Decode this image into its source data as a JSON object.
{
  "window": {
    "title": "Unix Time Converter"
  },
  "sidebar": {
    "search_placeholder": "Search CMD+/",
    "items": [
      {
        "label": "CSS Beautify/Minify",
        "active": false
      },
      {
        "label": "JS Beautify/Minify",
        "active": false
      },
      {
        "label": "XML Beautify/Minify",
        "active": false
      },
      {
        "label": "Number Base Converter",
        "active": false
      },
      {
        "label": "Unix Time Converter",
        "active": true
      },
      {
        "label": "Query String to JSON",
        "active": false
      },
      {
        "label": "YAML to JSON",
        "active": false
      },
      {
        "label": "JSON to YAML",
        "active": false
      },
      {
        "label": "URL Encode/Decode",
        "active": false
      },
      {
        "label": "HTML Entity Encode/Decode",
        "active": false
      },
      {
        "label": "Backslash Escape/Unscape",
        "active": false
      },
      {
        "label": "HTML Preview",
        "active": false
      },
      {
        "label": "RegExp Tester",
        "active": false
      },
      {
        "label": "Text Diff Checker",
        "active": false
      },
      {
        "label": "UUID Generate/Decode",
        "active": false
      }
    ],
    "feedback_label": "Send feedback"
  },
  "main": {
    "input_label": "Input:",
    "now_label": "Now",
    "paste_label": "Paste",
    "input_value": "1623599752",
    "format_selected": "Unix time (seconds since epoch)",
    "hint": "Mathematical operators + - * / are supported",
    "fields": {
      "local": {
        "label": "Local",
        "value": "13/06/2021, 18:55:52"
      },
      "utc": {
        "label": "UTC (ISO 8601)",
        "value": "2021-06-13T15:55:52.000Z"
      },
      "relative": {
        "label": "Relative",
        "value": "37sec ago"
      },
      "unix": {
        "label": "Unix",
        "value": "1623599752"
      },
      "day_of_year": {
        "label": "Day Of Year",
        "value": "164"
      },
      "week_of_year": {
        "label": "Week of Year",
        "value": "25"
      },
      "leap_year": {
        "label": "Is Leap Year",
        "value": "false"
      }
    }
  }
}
--------
#### [What the exercise asks]
On how many lines does the word "Encode" appear? Answer with only the number.

#### [Solution]
2